◆ EXTRACTED INFORMATION:
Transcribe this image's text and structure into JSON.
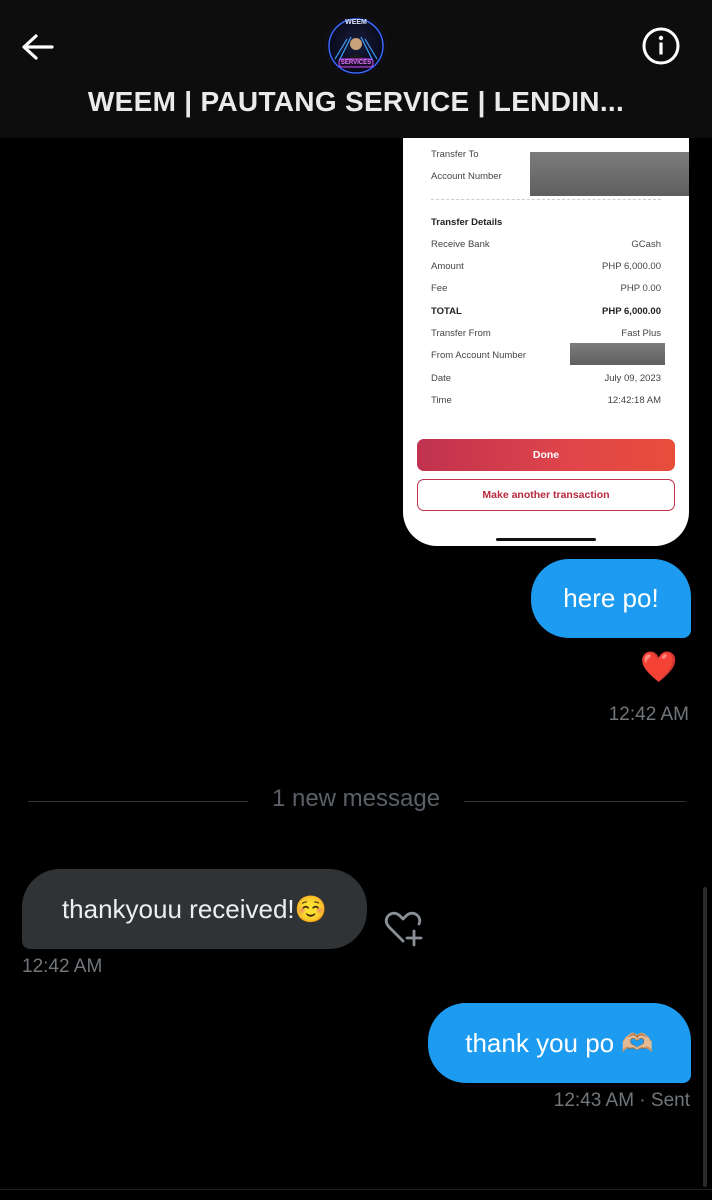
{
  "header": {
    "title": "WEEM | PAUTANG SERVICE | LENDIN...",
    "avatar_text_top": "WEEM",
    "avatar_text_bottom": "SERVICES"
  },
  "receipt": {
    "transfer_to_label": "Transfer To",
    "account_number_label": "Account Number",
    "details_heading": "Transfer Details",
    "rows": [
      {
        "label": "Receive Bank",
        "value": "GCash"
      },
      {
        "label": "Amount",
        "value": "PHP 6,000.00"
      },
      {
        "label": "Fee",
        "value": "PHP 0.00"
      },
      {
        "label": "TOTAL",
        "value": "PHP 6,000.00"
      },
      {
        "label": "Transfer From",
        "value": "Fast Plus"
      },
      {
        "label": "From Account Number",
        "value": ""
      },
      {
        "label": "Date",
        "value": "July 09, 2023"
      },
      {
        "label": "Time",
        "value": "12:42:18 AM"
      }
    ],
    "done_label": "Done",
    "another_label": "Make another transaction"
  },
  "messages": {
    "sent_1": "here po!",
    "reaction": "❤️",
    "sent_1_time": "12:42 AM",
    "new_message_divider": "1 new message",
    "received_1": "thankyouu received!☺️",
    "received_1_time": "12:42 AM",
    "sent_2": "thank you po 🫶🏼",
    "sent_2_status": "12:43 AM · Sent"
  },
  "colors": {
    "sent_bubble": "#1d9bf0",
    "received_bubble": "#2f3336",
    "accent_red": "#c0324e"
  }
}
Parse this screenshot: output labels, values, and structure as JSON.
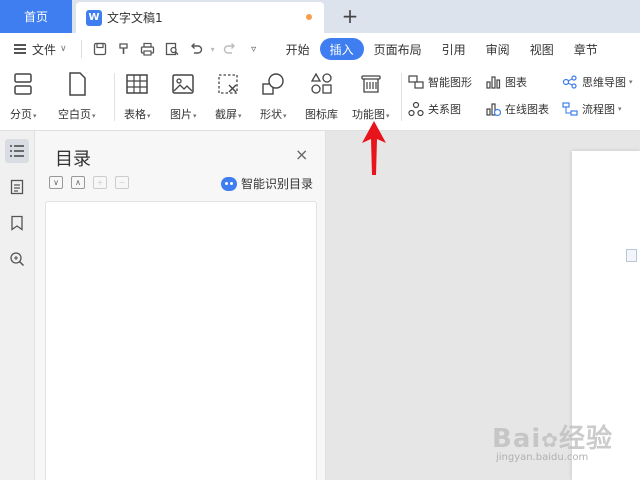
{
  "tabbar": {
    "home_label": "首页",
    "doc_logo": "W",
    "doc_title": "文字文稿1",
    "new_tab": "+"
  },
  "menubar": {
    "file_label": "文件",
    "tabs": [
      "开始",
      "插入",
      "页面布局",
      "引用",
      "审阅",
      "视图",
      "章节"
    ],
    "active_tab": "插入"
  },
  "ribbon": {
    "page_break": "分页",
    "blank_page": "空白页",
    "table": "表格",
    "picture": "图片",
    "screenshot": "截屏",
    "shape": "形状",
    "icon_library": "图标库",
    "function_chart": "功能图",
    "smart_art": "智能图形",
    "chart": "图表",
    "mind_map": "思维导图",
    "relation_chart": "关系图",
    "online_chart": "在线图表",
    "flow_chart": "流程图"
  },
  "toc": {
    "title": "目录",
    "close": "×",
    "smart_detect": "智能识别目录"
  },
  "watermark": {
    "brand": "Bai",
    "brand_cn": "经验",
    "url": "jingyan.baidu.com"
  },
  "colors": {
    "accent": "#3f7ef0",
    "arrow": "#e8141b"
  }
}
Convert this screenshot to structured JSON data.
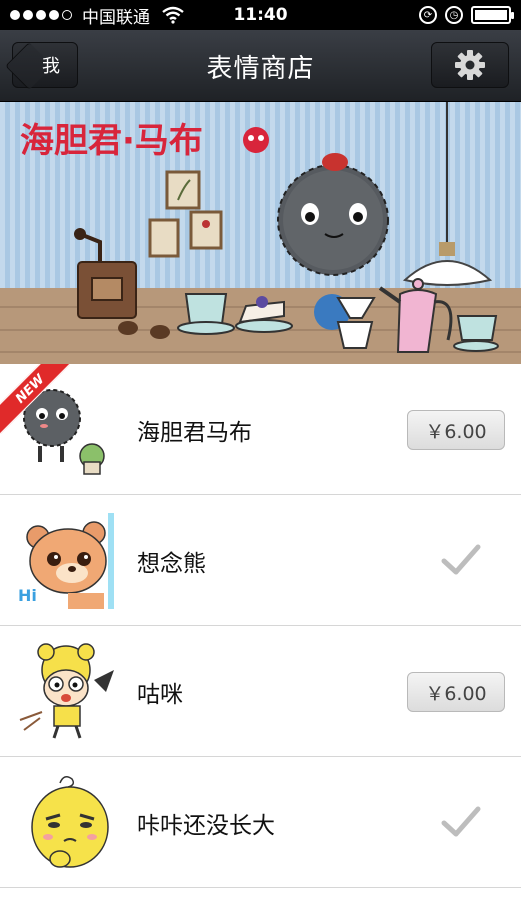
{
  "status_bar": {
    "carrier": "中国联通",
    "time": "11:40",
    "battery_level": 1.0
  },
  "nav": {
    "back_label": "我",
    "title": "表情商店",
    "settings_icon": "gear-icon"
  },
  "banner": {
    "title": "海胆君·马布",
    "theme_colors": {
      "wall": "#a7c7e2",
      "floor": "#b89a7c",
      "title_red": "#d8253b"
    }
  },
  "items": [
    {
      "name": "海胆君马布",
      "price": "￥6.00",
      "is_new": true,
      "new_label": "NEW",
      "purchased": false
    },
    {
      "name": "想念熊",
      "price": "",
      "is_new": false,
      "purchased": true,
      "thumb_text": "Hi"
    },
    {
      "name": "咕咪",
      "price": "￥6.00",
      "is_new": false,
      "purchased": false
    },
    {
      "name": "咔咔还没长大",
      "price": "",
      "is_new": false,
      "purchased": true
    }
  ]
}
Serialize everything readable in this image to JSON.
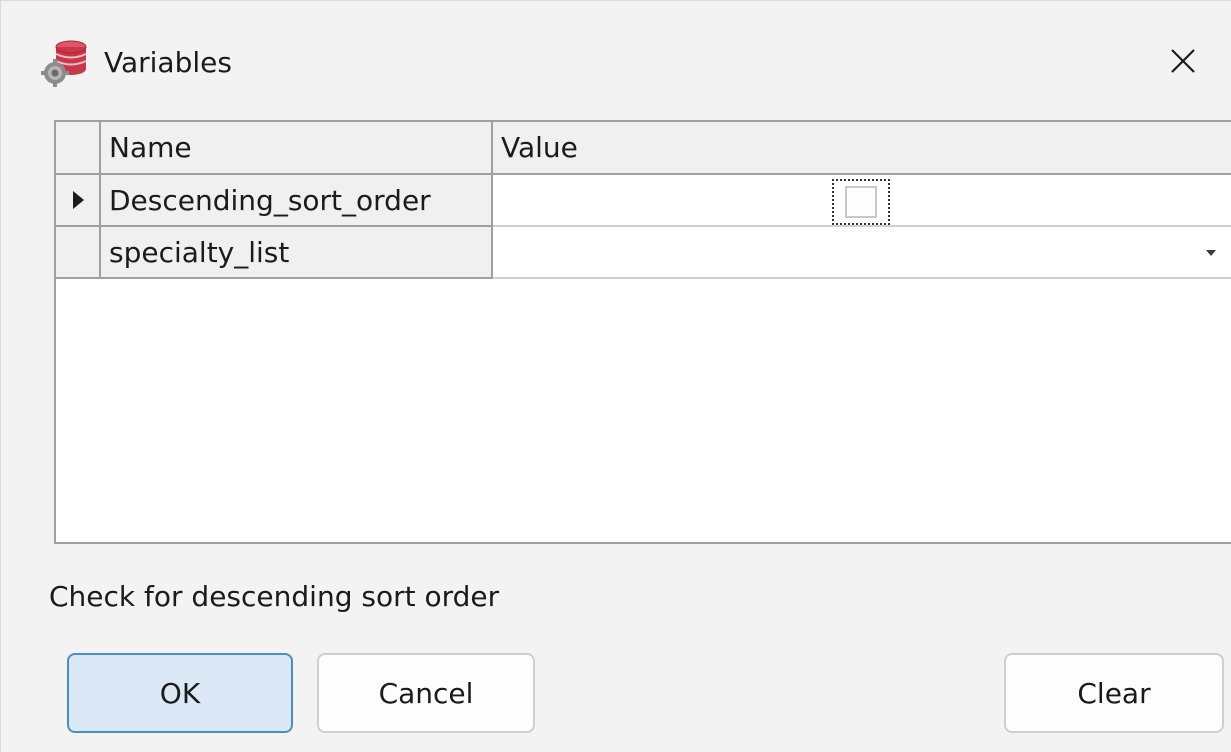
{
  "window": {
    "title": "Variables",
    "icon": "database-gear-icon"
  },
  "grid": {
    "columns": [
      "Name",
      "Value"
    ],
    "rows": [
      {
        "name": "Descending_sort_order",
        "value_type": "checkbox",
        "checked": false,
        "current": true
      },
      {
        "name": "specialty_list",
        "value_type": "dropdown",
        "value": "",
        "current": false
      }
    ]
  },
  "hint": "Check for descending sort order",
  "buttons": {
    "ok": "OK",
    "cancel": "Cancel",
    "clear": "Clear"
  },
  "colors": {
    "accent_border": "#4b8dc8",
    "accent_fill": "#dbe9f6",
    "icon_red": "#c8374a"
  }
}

◆ THE EXERCISE: Scan the listing above and identify each line holding the string "Account"; copy every such line.

◆ RESPONSE:
    "account_number_label": "Account Number",
        "label": "From Account Number",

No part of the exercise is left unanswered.